** begin INPUT MATERIAL **
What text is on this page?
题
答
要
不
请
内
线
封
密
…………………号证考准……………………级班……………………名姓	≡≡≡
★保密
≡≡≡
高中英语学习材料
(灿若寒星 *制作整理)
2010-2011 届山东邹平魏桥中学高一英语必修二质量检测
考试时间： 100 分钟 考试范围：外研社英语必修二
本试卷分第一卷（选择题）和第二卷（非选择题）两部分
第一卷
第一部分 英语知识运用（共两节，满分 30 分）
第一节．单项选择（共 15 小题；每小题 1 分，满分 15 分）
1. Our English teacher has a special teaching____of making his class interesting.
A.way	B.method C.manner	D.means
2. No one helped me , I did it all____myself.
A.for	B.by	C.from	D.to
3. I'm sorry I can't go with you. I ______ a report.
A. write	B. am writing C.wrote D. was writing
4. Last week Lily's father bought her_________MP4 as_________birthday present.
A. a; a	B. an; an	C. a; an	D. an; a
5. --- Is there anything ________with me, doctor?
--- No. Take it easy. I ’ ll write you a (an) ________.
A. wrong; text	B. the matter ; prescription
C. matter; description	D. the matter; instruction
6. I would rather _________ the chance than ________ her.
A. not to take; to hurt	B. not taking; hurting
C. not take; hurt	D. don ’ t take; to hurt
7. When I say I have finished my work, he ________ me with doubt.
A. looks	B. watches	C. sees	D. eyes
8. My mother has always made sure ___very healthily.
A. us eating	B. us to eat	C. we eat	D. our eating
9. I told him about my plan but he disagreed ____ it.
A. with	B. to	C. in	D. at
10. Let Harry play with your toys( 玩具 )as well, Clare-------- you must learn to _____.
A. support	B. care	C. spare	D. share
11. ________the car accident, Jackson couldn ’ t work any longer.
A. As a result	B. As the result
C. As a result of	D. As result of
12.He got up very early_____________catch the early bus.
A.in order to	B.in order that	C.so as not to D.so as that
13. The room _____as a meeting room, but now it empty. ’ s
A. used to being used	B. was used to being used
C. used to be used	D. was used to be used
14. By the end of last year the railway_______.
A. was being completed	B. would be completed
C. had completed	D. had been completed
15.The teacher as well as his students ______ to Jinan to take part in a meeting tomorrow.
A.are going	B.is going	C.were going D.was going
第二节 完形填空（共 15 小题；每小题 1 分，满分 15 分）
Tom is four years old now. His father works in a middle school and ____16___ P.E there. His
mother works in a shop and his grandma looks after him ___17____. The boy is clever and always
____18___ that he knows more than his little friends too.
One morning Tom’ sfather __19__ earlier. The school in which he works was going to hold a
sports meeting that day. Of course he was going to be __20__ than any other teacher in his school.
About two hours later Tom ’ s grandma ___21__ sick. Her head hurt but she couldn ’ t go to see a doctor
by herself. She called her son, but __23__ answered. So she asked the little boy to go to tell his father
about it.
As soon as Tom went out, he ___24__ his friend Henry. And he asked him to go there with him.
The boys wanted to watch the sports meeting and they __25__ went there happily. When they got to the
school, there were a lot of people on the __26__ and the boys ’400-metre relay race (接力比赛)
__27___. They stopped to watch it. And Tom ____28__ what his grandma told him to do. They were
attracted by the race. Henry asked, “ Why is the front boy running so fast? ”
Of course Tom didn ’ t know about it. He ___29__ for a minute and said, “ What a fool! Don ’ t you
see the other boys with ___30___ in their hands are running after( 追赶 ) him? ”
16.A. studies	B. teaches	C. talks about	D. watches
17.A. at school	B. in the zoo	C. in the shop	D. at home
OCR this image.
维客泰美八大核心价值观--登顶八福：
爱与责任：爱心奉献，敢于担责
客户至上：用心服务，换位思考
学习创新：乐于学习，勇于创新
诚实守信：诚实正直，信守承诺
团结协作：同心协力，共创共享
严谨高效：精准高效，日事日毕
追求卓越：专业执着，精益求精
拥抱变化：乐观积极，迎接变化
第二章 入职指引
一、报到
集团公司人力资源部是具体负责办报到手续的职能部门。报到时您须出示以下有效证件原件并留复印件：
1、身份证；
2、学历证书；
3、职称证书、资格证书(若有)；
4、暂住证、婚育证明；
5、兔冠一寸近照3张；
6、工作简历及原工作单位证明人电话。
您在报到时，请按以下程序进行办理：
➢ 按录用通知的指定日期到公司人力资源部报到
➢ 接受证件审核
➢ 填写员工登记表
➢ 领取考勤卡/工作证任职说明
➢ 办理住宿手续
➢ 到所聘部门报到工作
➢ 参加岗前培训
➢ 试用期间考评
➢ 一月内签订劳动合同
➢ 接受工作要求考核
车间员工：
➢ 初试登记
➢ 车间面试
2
** end INPUT MATERIAL **
▶ [WHAT TO PRODUCE]
Write out, word for word, the line containing "OCR this image." and every line after it to the end of the data above.

▶ [EXERCISE ANSWER]
OCR this image.
维客泰美八大核心价值观--登顶八福：
爱与责任：爱心奉献，敢于担责
客户至上：用心服务，换位思考
学习创新：乐于学习，勇于创新
诚实守信：诚实正直，信守承诺
团结协作：同心协力，共创共享
严谨高效：精准高效，日事日毕
追求卓越：专业执着，精益求精
拥抱变化：乐观积极，迎接变化
第二章 入职指引
一、报到
集团公司人力资源部是具体负责办报到手续的职能部门。报到时您须出示以下有效证件原件并留复印件：
1、身份证；
2、学历证书；
3、职称证书、资格证书(若有)；
4、暂住证、婚育证明；
5、兔冠一寸近照3张；
6、工作简历及原工作单位证明人电话。
您在报到时，请按以下程序进行办理：
➢ 按录用通知的指定日期到公司人力资源部报到
➢ 接受证件审核
➢ 填写员工登记表
➢ 领取考勤卡/工作证任职说明
➢ 办理住宿手续
➢ 到所聘部门报到工作
➢ 参加岗前培训
➢ 试用期间考评
➢ 一月内签订劳动合同
➢ 接受工作要求考核
车间员工：
➢ 初试登记
➢ 车间面试
2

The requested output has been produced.